TASK DETAILS: Records follow. Copy every line with "suntem".

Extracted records
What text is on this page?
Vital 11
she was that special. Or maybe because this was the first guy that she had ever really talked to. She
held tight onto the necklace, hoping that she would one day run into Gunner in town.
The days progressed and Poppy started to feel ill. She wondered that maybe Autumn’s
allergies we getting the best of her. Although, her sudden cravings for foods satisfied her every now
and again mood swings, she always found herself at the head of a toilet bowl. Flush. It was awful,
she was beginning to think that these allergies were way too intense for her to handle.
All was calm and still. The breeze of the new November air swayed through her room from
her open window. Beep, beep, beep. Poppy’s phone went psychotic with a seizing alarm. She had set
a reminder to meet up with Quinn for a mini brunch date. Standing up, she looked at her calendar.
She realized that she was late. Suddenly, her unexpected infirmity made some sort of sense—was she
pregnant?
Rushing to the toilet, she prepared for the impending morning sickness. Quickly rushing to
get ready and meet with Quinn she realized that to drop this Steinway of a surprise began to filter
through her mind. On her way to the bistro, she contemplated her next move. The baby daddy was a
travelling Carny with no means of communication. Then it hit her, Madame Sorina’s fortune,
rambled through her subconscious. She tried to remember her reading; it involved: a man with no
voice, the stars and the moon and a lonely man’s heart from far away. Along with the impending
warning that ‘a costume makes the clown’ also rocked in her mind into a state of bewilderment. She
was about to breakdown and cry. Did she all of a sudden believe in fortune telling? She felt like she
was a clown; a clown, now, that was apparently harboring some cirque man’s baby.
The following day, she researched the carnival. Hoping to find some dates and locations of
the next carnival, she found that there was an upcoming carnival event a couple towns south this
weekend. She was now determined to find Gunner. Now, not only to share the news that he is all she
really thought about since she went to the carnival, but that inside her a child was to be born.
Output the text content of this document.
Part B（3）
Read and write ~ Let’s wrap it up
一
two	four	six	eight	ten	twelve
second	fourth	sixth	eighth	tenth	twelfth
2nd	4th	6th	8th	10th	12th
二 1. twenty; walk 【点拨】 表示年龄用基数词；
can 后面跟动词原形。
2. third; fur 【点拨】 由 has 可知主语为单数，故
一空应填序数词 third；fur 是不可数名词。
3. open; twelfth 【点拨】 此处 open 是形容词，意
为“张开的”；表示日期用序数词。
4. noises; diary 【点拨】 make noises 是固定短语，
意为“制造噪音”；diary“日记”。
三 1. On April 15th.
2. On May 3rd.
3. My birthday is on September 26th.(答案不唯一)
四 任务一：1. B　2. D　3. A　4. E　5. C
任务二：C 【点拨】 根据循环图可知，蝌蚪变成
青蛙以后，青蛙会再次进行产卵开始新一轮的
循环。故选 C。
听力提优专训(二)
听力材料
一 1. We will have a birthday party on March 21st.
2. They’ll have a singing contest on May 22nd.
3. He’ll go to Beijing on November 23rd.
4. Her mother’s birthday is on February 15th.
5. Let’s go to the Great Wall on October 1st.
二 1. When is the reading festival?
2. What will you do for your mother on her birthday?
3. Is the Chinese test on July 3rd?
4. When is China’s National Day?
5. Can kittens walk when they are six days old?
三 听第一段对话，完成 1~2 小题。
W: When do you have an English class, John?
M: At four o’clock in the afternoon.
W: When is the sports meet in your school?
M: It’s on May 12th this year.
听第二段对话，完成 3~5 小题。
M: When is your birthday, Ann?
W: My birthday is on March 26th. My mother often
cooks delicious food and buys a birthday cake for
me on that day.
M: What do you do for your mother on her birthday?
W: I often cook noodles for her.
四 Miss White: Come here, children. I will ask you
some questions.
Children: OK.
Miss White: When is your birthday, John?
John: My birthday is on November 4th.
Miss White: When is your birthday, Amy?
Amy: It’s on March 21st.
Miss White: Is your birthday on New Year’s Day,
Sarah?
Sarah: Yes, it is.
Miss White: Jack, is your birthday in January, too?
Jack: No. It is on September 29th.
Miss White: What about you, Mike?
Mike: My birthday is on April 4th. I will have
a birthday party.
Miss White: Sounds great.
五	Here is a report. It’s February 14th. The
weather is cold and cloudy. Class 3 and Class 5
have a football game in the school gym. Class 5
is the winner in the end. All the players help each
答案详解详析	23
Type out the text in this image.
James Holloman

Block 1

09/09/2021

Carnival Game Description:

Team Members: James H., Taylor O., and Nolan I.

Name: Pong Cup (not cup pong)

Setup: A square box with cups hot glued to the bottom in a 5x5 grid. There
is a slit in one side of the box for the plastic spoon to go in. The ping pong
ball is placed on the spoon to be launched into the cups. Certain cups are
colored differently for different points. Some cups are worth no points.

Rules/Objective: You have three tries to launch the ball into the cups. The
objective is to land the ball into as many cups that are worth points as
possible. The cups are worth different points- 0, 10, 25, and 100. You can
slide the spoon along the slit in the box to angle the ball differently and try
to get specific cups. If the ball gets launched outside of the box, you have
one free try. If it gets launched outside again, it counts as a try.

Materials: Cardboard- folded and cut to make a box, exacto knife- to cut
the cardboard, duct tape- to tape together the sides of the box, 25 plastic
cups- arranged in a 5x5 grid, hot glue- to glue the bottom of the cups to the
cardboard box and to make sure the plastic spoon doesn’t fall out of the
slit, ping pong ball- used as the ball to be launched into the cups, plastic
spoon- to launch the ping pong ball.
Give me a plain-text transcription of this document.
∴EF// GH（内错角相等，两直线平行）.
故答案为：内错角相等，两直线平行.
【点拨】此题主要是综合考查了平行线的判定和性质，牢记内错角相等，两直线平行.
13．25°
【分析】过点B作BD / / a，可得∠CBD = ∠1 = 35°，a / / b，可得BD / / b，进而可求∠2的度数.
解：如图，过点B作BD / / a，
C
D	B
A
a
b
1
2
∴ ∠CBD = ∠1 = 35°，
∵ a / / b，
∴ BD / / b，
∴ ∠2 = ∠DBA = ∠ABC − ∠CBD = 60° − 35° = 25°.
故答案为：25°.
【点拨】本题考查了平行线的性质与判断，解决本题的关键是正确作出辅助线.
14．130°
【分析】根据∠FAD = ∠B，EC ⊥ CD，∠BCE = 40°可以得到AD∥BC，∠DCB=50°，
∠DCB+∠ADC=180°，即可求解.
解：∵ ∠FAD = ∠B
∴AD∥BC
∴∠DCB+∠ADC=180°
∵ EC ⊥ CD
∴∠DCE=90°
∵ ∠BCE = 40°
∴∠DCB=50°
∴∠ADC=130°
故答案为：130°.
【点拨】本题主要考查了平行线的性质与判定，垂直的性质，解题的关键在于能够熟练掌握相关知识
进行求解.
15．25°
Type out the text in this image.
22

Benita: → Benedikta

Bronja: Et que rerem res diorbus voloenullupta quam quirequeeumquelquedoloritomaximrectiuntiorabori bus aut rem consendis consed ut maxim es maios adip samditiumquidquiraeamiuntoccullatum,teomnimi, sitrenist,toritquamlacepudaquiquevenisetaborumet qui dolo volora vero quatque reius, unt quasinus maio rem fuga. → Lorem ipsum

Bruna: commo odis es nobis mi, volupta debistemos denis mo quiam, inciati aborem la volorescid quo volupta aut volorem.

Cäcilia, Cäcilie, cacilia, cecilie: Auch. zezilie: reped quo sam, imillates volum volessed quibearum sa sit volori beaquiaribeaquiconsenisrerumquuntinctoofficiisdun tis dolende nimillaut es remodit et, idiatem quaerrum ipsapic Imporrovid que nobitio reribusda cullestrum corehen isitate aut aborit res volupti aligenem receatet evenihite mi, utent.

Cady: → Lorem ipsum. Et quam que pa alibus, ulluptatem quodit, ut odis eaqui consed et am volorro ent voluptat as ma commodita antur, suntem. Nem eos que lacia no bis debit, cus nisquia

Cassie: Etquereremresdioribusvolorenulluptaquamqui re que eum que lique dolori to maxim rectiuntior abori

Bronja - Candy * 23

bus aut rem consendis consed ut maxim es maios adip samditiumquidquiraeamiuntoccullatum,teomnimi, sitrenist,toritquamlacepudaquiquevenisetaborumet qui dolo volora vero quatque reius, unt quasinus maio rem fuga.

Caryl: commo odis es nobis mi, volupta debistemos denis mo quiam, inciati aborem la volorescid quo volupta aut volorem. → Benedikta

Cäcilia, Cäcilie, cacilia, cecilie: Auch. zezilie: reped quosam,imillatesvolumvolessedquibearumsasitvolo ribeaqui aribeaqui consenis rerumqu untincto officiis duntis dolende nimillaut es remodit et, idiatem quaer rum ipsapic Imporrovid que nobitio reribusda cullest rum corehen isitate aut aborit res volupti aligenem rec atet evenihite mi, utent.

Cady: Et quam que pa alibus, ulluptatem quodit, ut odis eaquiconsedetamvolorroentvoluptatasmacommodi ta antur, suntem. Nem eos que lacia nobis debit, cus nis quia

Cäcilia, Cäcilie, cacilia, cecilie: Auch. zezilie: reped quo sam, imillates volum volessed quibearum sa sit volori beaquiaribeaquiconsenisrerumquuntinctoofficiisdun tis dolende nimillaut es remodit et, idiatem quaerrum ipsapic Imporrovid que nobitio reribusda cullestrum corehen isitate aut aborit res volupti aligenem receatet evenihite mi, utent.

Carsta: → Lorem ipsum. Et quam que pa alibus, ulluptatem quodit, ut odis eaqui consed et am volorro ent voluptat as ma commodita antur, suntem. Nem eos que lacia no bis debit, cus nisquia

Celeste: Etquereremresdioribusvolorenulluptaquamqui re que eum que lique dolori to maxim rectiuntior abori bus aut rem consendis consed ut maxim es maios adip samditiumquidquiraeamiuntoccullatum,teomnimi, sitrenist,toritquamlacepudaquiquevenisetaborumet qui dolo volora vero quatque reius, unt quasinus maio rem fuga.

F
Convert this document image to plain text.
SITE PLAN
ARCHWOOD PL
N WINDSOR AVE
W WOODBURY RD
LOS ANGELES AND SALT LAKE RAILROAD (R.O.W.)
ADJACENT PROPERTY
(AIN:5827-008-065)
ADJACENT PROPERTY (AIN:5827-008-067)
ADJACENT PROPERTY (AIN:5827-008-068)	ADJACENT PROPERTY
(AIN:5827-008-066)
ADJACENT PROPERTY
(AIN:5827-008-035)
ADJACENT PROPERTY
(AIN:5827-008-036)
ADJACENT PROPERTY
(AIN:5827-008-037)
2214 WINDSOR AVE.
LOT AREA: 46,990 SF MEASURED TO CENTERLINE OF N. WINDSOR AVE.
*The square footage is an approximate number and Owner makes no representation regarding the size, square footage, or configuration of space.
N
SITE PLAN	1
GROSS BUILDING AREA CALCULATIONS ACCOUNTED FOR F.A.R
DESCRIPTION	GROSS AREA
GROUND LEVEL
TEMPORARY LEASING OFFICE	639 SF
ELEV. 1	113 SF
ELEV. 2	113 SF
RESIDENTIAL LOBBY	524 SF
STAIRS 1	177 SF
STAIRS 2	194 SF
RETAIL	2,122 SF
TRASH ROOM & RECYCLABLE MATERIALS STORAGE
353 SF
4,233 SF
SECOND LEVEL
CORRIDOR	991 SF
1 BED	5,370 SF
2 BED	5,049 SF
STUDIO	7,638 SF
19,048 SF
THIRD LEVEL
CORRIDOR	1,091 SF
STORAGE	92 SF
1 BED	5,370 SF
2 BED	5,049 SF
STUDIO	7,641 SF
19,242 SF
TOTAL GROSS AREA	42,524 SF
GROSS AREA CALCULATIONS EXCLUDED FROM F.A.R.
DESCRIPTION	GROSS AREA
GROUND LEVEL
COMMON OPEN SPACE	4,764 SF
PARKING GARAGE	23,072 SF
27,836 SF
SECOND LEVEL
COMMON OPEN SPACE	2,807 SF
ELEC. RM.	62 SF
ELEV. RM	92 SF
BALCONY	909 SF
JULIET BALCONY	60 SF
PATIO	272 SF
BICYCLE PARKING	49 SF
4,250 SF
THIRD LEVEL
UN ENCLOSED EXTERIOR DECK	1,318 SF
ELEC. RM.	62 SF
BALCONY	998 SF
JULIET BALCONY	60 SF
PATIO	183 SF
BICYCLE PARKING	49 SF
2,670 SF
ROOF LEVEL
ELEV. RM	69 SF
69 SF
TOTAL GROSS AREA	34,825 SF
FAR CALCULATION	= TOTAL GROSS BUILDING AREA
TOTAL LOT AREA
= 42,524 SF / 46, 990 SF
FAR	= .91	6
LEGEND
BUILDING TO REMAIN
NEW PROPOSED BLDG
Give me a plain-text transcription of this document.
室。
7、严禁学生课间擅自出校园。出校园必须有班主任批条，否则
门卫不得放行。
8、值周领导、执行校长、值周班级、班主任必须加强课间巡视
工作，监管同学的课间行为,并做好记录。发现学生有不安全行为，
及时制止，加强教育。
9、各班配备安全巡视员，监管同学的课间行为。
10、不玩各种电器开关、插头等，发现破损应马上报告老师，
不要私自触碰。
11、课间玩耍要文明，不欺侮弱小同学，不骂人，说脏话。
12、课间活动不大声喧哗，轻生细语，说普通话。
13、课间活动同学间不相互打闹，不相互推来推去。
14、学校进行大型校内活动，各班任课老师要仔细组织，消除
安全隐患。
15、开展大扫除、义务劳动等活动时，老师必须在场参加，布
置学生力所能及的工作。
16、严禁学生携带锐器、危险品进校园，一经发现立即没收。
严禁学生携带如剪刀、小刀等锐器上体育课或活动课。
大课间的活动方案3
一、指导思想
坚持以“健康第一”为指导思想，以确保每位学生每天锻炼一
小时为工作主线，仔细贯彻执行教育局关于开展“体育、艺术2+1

ANSWER TO THIS EXERCISE:
Cady: → Lorem ipsum. Et quam que pa alibus, ulluptatem quodit, ut odis eaqui consed et am volorro ent voluptat as ma commodita antur, suntem. Nem eos que lacia no bis debit, cus nisquia
Cady: Et quam que pa alibus, ulluptatem quodit, ut odis eaquiconsedetamvolorroentvoluptatasmacommodi ta antur, suntem. Nem eos que lacia nobis debit, cus nis quia
Carsta: → Lorem ipsum. Et quam que pa alibus, ulluptatem quodit, ut odis eaqui consed et am volorro ent voluptat as ma commodita antur, suntem. Nem eos que lacia no bis debit, cus nisquia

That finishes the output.